__Exercise__: Repeat the whole listing exactly.

__Data shown__:
________________________

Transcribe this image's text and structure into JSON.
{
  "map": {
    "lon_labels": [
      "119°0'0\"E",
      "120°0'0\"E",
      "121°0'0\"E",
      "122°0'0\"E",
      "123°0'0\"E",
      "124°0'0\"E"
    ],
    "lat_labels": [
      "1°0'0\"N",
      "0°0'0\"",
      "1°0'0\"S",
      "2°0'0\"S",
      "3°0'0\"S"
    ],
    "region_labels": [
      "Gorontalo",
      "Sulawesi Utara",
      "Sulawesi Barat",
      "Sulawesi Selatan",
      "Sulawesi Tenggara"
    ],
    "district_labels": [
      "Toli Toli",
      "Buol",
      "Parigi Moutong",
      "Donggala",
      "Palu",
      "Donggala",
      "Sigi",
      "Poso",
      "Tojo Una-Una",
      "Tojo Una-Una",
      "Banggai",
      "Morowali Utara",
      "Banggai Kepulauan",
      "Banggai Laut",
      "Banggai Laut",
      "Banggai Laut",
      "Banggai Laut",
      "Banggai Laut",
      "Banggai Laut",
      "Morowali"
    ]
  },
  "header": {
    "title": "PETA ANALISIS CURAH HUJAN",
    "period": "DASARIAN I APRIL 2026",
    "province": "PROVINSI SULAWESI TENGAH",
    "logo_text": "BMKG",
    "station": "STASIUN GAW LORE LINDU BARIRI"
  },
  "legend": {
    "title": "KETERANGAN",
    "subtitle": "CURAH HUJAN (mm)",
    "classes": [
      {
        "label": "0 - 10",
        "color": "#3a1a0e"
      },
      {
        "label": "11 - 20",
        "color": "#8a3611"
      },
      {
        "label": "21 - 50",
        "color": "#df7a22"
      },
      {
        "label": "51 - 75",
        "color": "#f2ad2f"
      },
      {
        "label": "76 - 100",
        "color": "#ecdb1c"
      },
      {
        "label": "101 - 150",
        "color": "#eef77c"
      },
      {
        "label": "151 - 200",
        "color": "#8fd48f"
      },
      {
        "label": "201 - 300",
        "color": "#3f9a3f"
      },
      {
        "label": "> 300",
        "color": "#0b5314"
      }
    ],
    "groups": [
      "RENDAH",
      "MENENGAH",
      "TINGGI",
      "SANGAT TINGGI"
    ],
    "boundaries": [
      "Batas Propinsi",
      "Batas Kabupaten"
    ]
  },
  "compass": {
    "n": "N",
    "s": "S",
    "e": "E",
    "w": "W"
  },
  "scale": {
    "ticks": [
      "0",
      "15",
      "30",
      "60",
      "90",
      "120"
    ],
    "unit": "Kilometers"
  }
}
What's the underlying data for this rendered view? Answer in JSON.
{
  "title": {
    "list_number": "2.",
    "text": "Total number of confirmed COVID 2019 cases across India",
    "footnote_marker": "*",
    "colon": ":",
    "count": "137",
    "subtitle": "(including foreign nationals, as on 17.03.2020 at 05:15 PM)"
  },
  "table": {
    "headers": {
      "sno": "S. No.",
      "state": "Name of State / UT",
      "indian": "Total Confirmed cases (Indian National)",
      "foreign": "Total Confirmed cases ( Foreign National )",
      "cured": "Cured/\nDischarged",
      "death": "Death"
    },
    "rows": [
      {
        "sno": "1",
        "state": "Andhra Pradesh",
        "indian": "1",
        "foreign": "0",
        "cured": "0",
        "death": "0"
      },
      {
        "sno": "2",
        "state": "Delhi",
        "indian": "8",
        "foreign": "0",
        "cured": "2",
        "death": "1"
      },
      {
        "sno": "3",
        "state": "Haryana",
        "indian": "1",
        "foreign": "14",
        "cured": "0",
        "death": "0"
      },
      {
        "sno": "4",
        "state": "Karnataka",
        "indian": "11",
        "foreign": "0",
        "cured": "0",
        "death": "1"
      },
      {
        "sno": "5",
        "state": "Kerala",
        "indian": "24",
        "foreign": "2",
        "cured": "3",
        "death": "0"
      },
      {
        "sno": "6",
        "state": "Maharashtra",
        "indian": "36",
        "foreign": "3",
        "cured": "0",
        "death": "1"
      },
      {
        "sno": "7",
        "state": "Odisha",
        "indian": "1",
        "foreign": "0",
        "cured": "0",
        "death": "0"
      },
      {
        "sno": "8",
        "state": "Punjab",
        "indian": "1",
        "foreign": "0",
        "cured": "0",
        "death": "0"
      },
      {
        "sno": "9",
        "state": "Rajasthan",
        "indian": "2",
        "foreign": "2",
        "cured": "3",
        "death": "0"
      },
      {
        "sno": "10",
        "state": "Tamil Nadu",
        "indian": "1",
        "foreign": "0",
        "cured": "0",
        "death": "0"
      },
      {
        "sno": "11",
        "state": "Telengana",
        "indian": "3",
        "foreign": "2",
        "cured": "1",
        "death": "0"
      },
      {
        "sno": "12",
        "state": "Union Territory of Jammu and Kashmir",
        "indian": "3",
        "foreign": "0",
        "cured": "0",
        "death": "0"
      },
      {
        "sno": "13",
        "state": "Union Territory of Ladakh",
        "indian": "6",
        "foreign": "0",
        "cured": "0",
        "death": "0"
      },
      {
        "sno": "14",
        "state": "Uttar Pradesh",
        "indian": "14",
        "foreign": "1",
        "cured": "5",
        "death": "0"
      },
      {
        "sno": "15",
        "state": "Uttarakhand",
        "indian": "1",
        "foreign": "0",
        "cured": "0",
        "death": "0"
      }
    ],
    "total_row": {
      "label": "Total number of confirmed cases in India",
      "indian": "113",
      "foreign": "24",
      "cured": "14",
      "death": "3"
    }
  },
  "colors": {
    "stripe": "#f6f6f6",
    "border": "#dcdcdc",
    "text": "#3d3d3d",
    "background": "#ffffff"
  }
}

________________________

__Worked answer__:
Transcribe this image's text and structure into JSON.
{
  "map": {
    "lon_labels": [
      "119°0'0\"E",
      "120°0'0\"E",
      "121°0'0\"E",
      "122°0'0\"E",
      "123°0'0\"E",
      "124°0'0\"E"
    ],
    "lat_labels": [
      "1°0'0\"N",
      "0°0'0\"",
      "1°0'0\"S",
      "2°0'0\"S",
      "3°0'0\"S"
    ],
    "region_labels": [
      "Gorontalo",
      "Sulawesi Utara",
      "Sulawesi Barat",
      "Sulawesi Selatan",
      "Sulawesi Tenggara"
    ],
    "district_labels": [
      "Toli Toli",
      "Buol",
      "Parigi Moutong",
      "Donggala",
      "Palu",
      "Donggala",
      "Sigi",
      "Poso",
      "Tojo Una-Una",
      "Tojo Una-Una",
      "Banggai",
      "Morowali Utara",
      "Banggai Kepulauan",
      "Banggai Laut",
      "Banggai Laut",
      "Banggai Laut",
      "Banggai Laut",
      "Banggai Laut",
      "Banggai Laut",
      "Morowali"
    ]
  },
  "header": {
    "title": "PETA ANALISIS CURAH HUJAN",
    "period": "DASARIAN I APRIL 2026",
    "province": "PROVINSI SULAWESI TENGAH",
    "logo_text": "BMKG",
    "station": "STASIUN GAW LORE LINDU BARIRI"
  },
  "legend": {
    "title": "KETERANGAN",
    "subtitle": "CURAH HUJAN (mm)",
    "classes": [
      {
        "label": "0 - 10",
        "color": "#3a1a0e"
      },
      {
        "label": "11 - 20",
        "color": "#8a3611"
      },
      {
        "label": "21 - 50",
        "color": "#df7a22"
      },
      {
        "label": "51 - 75",
        "color": "#f2ad2f"
      },
      {
        "label": "76 - 100",
        "color": "#ecdb1c"
      },
      {
        "label": "101 - 150",
        "color": "#eef77c"
      },
      {
        "label": "151 - 200",
        "color": "#8fd48f"
      },
      {
        "label": "201 - 300",
        "color": "#3f9a3f"
      },
      {
        "label": "> 300",
        "color": "#0b5314"
      }
    ],
    "groups": [
      "RENDAH",
      "MENENGAH",
      "TINGGI",
      "SANGAT TINGGI"
    ],
    "boundaries": [
      "Batas Propinsi",
      "Batas Kabupaten"
    ]
  },
  "compass": {
    "n": "N",
    "s": "S",
    "e": "E",
    "w": "W"
  },
  "scale": {
    "ticks": [
      "0",
      "15",
      "30",
      "60",
      "90",
      "120"
    ],
    "unit": "Kilometers"
  }
}
What's the underlying data for this rendered view? Answer in JSON.
{
  "title": {
    "list_number": "2.",
    "text": "Total number of confirmed COVID 2019 cases across India",
    "footnote_marker": "*",
    "colon": ":",
    "count": "137",
    "subtitle": "(including foreign nationals, as on 17.03.2020 at 05:15 PM)"
  },
  "table": {
    "headers": {
      "sno": "S. No.",
      "state": "Name of State / UT",
      "indian": "Total Confirmed cases (Indian National)",
      "foreign": "Total Confirmed cases ( Foreign National )",
      "cured": "Cured/\nDischarged",
      "death": "Death"
    },
    "rows": [
      {
        "sno": "1",
        "state": "Andhra Pradesh",
        "indian": "1",
        "foreign": "0",
        "cured": "0",
        "death": "0"
      },
      {
        "sno": "2",
        "state": "Delhi",
        "indian": "8",
        "foreign": "0",
        "cured": "2",
        "death": "1"
      },
      {
        "sno": "3",
        "state": "Haryana",
        "indian": "1",
        "foreign": "14",
        "cured": "0",
        "death": "0"
      },
      {
        "sno": "4",
        "state": "Karnataka",
        "indian": "11",
        "foreign": "0",
        "cured": "0",
        "death": "1"
      },
      {
        "sno": "5",
        "state": "Kerala",
        "indian": "24",
        "foreign": "2",
        "cured": "3",
        "death": "0"
      },
      {
        "sno": "6",
        "state": "Maharashtra",
        "indian": "36",
        "foreign": "3",
        "cured": "0",
        "death": "1"
      },
      {
        "sno": "7",
        "state": "Odisha",
        "indian": "1",
        "foreign": "0",
        "cured": "0",
        "death": "0"
      },
      {
        "sno": "8",
        "state": "Punjab",
        "indian": "1",
        "foreign": "0",
        "cured": "0",
        "death": "0"
      },
      {
        "sno": "9",
        "state": "Rajasthan",
        "indian": "2",
        "foreign": "2",
        "cured": "3",
        "death": "0"
      },
      {
        "sno": "10",
        "state": "Tamil Nadu",
        "indian": "1",
        "foreign": "0",
        "cured": "0",
        "death": "0"
      },
      {
        "sno": "11",
        "state": "Telengana",
        "indian": "3",
        "foreign": "2",
        "cured": "1",
        "death": "0"
      },
      {
        "sno": "12",
        "state": "Union Territory of Jammu and Kashmir",
        "indian": "3",
        "foreign": "0",
        "cured": "0",
        "death": "0"
      },
      {
        "sno": "13",
        "state": "Union Territory of Ladakh",
        "indian": "6",
        "foreign": "0",
        "cured": "0",
        "death": "0"
      },
      {
        "sno": "14",
        "state": "Uttar Pradesh",
        "indian": "14",
        "foreign": "1",
        "cured": "5",
        "death": "0"
      },
      {
        "sno": "15",
        "state": "Uttarakhand",
        "indian": "1",
        "foreign": "0",
        "cured": "0",
        "death": "0"
      }
    ],
    "total_row": {
      "label": "Total number of confirmed cases in India",
      "indian": "113",
      "foreign": "24",
      "cured": "14",
      "death": "3"
    }
  },
  "colors": {
    "stripe": "#f6f6f6",
    "border": "#dcdcdc",
    "text": "#3d3d3d",
    "background": "#ffffff"
  }
}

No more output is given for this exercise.